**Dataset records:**
## begin
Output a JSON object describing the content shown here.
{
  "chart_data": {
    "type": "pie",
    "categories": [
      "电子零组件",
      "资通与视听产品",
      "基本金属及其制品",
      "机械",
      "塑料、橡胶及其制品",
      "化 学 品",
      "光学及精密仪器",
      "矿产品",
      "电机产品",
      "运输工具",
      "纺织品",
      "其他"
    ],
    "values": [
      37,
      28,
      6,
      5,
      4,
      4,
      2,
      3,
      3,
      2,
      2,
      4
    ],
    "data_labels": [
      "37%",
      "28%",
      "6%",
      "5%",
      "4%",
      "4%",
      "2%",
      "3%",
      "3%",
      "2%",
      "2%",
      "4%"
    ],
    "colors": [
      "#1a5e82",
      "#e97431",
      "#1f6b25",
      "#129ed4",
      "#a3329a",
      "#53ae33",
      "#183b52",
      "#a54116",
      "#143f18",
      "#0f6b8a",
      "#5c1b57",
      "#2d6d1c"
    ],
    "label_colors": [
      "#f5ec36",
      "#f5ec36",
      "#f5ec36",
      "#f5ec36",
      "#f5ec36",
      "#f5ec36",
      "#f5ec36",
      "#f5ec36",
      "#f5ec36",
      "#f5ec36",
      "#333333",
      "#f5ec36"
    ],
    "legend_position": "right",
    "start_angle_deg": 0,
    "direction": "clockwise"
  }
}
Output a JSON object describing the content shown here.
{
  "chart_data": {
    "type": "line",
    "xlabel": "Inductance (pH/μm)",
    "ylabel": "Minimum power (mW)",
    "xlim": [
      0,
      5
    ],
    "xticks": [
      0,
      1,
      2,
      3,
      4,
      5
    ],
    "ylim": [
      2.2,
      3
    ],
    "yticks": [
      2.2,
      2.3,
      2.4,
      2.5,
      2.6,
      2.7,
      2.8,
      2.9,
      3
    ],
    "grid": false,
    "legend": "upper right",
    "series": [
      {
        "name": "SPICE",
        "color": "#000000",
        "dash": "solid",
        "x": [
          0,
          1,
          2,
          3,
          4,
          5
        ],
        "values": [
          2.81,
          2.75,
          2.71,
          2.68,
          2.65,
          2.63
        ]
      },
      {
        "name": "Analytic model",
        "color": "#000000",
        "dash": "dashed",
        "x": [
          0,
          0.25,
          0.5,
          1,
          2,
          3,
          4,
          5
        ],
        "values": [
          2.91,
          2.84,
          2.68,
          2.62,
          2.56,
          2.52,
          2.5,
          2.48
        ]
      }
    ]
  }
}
## end
## begin
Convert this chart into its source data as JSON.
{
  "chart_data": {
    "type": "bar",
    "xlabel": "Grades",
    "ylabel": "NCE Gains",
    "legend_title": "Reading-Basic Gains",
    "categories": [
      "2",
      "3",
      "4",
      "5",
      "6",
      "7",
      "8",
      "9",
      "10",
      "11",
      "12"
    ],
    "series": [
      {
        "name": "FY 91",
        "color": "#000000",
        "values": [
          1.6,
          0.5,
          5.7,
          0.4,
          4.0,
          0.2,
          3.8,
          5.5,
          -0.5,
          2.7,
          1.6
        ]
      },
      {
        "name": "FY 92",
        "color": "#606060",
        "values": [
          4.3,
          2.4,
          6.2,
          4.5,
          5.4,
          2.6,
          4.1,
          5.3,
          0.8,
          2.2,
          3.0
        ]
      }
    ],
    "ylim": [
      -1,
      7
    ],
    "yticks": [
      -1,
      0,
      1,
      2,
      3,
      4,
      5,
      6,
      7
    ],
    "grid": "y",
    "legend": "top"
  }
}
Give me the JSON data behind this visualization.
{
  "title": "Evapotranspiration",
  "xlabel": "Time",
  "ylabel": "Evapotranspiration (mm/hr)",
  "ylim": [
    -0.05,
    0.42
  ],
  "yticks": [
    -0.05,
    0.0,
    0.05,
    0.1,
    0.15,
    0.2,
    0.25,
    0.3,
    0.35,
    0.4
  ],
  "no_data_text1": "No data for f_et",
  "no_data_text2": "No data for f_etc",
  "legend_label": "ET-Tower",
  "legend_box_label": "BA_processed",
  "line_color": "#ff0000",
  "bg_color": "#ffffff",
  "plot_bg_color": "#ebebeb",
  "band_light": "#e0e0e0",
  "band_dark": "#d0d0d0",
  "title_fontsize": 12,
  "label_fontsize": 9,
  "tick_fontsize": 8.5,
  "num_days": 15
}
## end
## begin
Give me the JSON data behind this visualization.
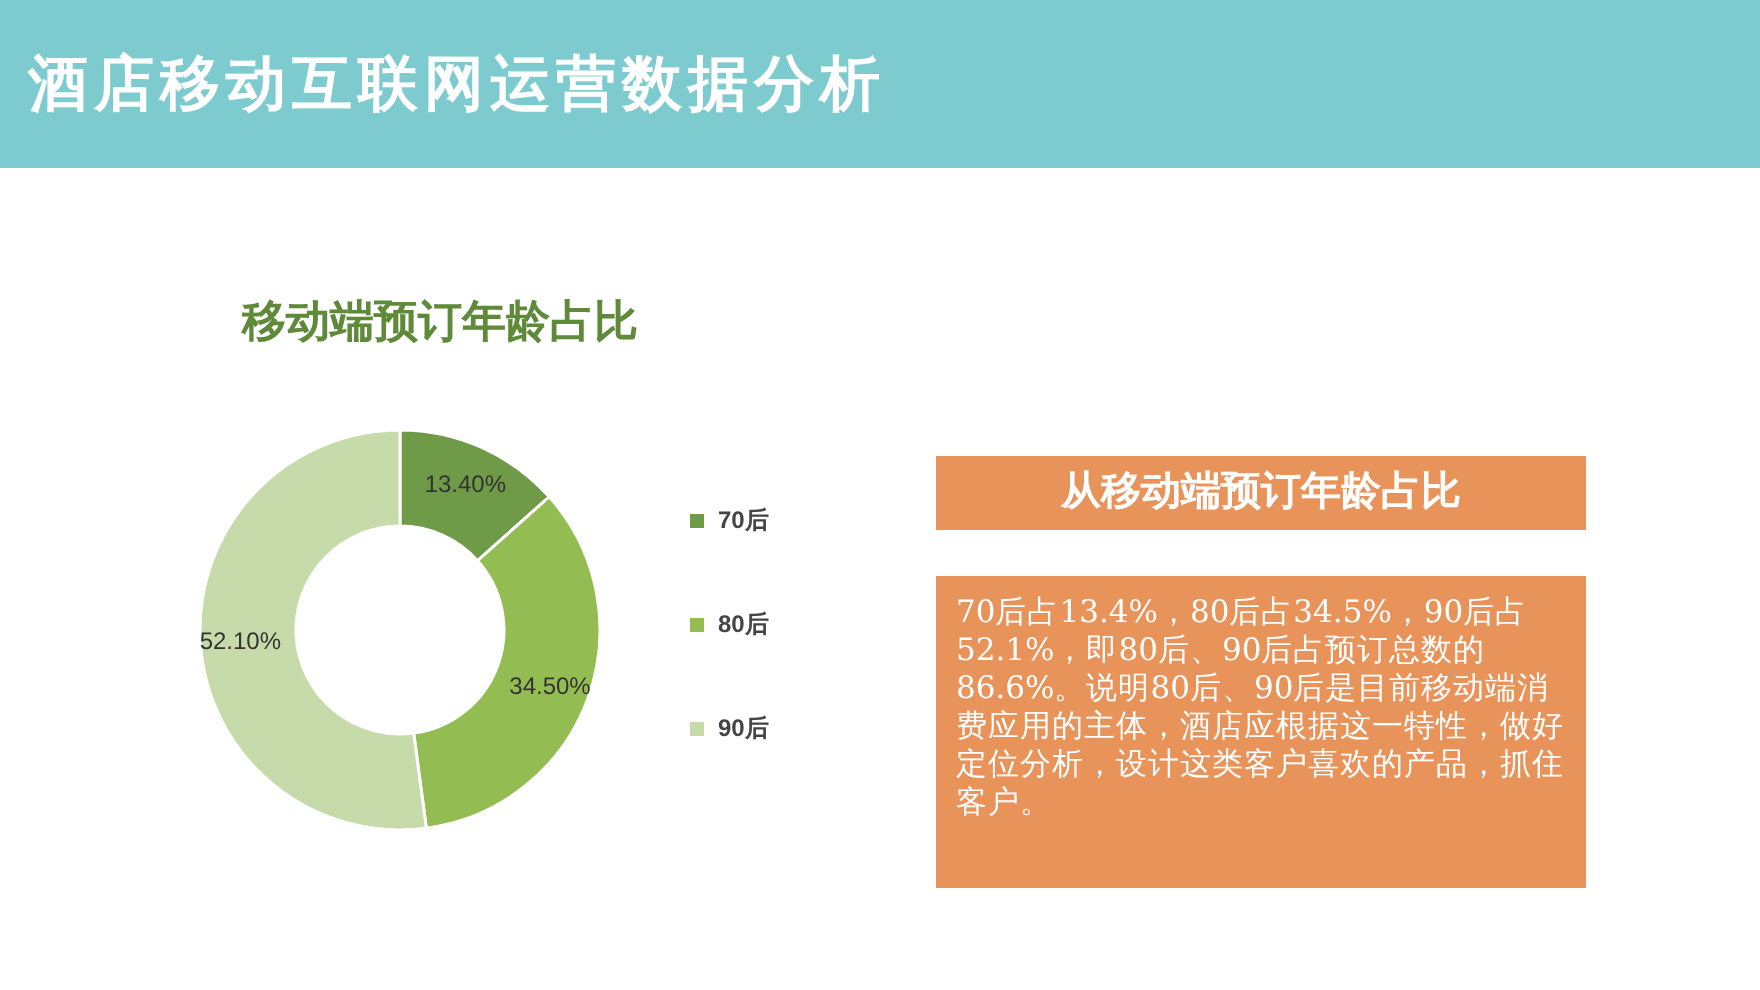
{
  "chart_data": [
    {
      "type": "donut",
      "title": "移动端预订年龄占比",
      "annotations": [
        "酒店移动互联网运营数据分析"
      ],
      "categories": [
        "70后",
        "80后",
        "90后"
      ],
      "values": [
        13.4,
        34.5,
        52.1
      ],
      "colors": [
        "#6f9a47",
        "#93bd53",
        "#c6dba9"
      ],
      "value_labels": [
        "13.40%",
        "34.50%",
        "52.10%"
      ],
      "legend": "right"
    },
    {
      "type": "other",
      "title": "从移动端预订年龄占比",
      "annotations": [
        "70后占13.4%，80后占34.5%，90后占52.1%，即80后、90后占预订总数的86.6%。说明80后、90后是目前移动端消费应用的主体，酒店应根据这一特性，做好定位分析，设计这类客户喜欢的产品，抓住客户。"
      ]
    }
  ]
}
## end
**SET TASK:** The word "Gains" may appear on some lines. Report how many lines hold it, giving the number alone.

**ANSWER FOR THE TASK:** 2